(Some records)
* * * * * * *

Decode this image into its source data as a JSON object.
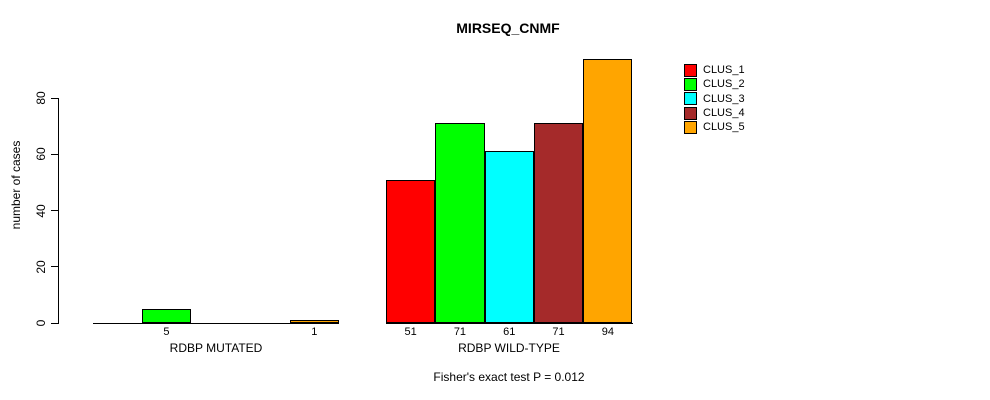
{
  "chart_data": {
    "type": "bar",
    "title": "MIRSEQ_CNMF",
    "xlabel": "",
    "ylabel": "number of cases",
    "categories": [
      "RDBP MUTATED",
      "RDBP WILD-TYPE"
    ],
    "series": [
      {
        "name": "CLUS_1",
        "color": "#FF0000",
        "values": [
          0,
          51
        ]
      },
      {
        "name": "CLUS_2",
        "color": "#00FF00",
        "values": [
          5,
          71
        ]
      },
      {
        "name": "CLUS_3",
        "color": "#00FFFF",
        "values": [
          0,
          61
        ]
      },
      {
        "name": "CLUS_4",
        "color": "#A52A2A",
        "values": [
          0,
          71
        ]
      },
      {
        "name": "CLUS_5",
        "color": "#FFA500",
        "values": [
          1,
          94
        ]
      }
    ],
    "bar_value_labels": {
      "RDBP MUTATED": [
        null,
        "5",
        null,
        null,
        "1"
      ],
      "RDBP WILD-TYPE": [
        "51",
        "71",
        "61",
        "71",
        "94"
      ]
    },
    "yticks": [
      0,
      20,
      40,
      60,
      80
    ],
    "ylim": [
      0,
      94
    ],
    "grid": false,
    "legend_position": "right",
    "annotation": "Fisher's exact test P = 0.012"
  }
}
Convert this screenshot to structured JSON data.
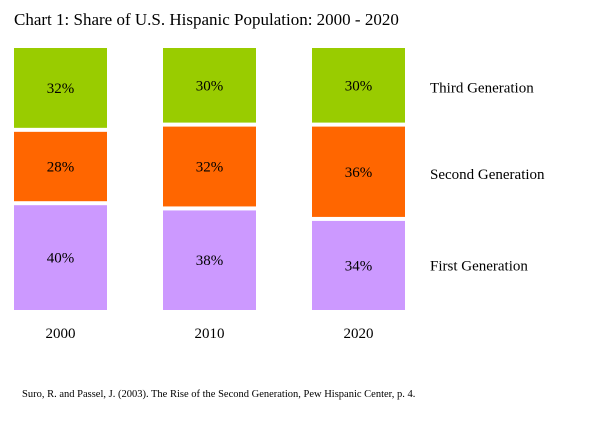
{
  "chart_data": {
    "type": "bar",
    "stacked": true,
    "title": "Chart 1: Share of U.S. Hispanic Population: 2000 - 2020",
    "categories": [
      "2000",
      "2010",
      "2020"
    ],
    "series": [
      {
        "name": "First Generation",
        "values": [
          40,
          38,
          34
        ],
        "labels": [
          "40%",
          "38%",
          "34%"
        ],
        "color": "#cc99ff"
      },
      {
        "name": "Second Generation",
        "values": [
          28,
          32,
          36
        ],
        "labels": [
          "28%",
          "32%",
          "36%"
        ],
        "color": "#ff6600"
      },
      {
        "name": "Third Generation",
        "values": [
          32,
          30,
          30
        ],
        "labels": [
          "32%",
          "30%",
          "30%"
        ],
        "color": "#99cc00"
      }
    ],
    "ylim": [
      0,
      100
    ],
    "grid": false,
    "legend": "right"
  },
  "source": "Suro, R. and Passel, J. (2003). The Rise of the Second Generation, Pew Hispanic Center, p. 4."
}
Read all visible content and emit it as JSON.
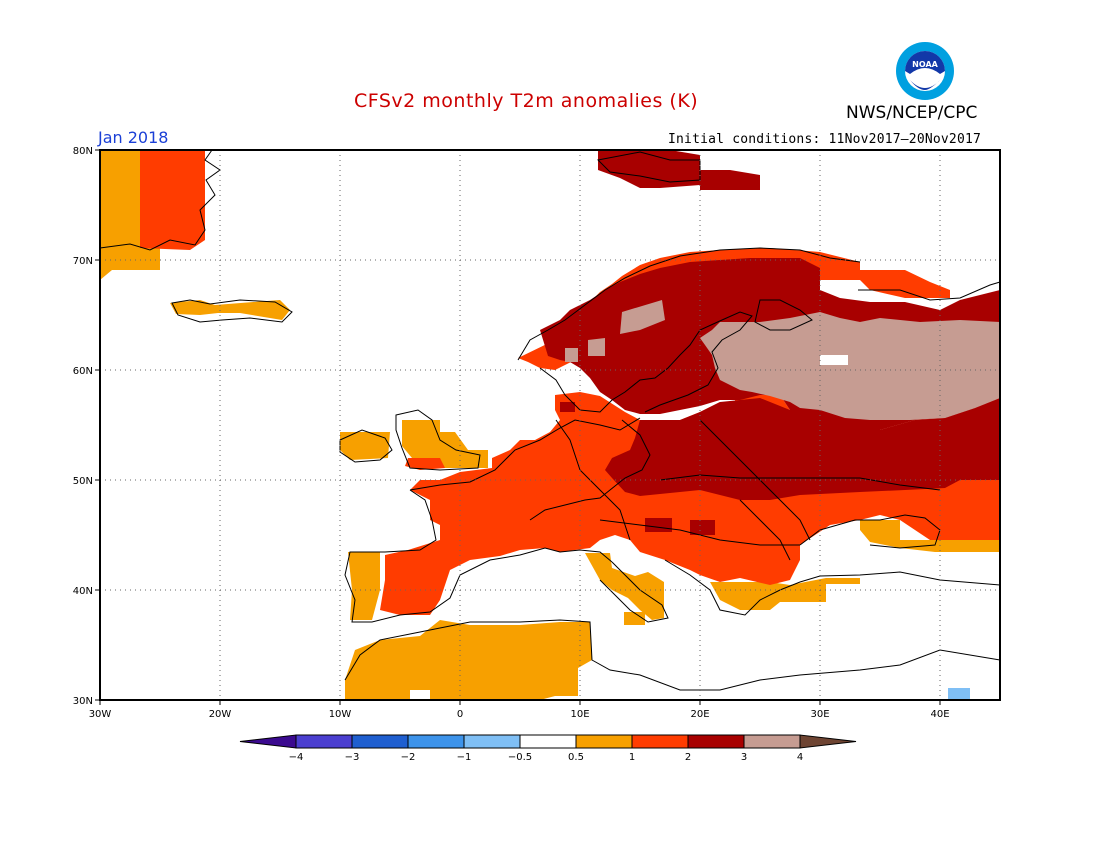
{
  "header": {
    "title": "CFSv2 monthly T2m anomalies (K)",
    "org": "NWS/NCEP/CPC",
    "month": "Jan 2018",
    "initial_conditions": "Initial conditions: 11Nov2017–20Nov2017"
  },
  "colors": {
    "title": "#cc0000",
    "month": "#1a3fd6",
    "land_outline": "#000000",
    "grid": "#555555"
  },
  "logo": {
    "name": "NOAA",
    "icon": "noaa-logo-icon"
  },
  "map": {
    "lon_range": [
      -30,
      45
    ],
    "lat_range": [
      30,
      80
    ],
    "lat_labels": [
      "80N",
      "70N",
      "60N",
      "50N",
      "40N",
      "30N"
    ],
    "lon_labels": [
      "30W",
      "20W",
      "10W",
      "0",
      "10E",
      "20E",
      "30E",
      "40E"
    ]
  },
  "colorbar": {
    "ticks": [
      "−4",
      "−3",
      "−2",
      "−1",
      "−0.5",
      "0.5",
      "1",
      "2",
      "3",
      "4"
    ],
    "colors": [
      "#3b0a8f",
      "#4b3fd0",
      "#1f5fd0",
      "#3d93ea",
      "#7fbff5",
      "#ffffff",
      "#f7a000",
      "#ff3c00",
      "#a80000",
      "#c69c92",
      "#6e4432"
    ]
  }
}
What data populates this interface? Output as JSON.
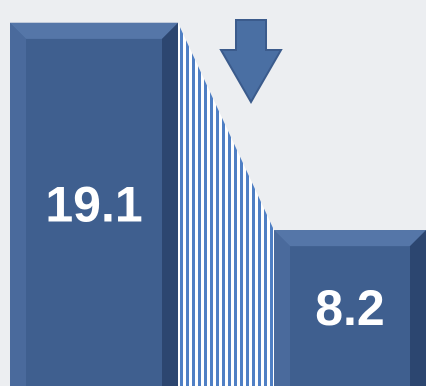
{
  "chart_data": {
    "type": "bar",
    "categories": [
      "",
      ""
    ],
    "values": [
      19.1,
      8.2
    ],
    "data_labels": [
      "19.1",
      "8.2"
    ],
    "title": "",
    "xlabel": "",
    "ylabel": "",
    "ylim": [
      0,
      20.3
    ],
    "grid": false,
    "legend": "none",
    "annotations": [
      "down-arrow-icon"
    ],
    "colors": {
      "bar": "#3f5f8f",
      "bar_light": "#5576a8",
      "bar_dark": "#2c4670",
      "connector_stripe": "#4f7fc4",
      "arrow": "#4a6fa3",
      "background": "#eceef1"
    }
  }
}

* * * * * * *

» **Objective**
Say how many lines of the data include the string "Hispanic". Nothing other than the number should be given.

» **Full output**
2